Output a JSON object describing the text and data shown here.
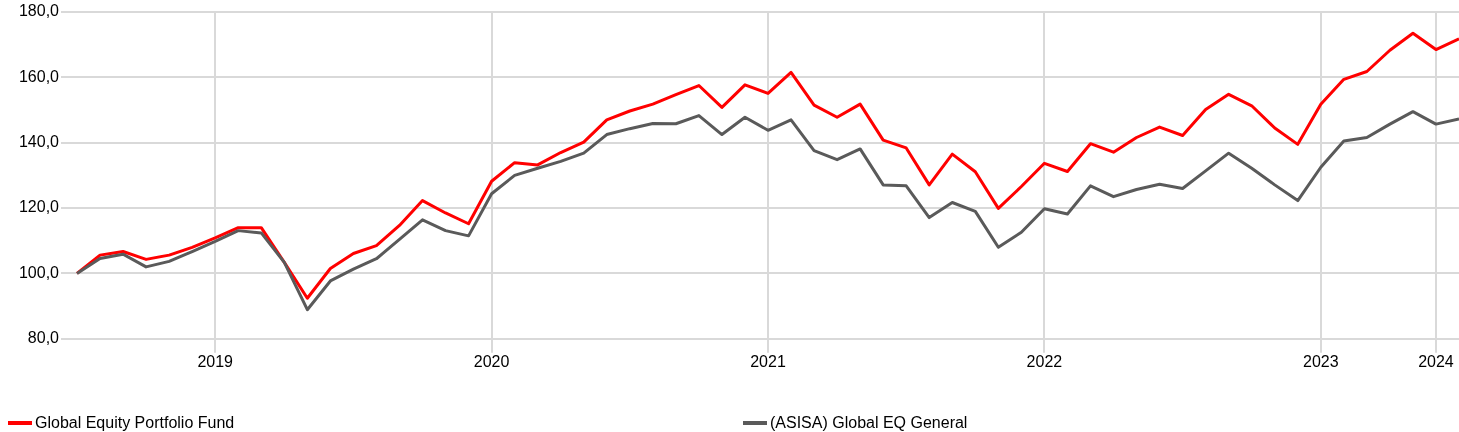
{
  "chart_data": {
    "type": "line",
    "categories": [
      null,
      null,
      null,
      null,
      null,
      null,
      "2019",
      null,
      null,
      null,
      null,
      null,
      null,
      null,
      null,
      null,
      null,
      null,
      "2020",
      null,
      null,
      null,
      null,
      null,
      null,
      null,
      null,
      null,
      null,
      null,
      "2021",
      null,
      null,
      null,
      null,
      null,
      null,
      null,
      null,
      null,
      null,
      null,
      "2022",
      null,
      null,
      null,
      null,
      null,
      null,
      null,
      null,
      null,
      null,
      null,
      "2023",
      null,
      null,
      null,
      null,
      "2024",
      null
    ],
    "series": [
      {
        "name": "Global Equity Portfolio Fund",
        "color": "#ff0000",
        "values": [
          100,
          105.6,
          106.7,
          104.3,
          105.6,
          108,
          110.9,
          114,
          114,
          103.4,
          92.4,
          101.5,
          106.1,
          108.5,
          114.7,
          122.3,
          118.5,
          115.2,
          128.2,
          133.9,
          133.2,
          137,
          140.2,
          147,
          149.7,
          151.8,
          154.7,
          157.5,
          150.8,
          157.7,
          155.1,
          161.5,
          151.5,
          147.8,
          151.8,
          140.8,
          138.4,
          127.1,
          136.5,
          131.1,
          119.9,
          126.6,
          133.7,
          131.2,
          139.7,
          137.1,
          141.6,
          144.8,
          142.2,
          150.2,
          154.8,
          151.3,
          144.5,
          139.5,
          151.8,
          159.4,
          161.8,
          168.3,
          173.5,
          168.5,
          171.8
        ]
      },
      {
        "name": "(ASISA) Global EQ General",
        "color": "#5a5a5a",
        "values": [
          100,
          104.6,
          105.9,
          102,
          103.7,
          106.7,
          109.8,
          113.1,
          112.4,
          103.4,
          88.9,
          97.7,
          101.3,
          104.5,
          110.4,
          116.4,
          113.1,
          111.5,
          124.4,
          130,
          132.2,
          134.3,
          136.8,
          142.5,
          144.3,
          145.9,
          145.8,
          148.3,
          142.5,
          147.8,
          143.8,
          147,
          137.6,
          134.8,
          138.1,
          127.1,
          126.8,
          117.1,
          121.7,
          119,
          108,
          112.6,
          119.8,
          118.2,
          126.8,
          123.5,
          125.7,
          127.3,
          126,
          131.4,
          136.8,
          132.2,
          127.1,
          122.3,
          132.5,
          140.5,
          141.6,
          145.7,
          149.5,
          145.7,
          147.3
        ]
      }
    ],
    "ylim": [
      80,
      180
    ],
    "yticks": [
      {
        "value": 80,
        "label": "80,0"
      },
      {
        "value": 100,
        "label": "100,0"
      },
      {
        "value": 120,
        "label": "120,0"
      },
      {
        "value": 140,
        "label": "140,0"
      },
      {
        "value": 160,
        "label": "160,0"
      },
      {
        "value": 180,
        "label": "180,0"
      }
    ],
    "grid": true,
    "legend": "bottom",
    "marker": "none",
    "line_style": "solid"
  }
}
- - -
Go over the data above and copy every line that has the word "Global" in it.

ANSWER TO THE PROBLEM
        "name": "Global Equity Portfolio Fund",
        "name": "(ASISA) Global EQ General",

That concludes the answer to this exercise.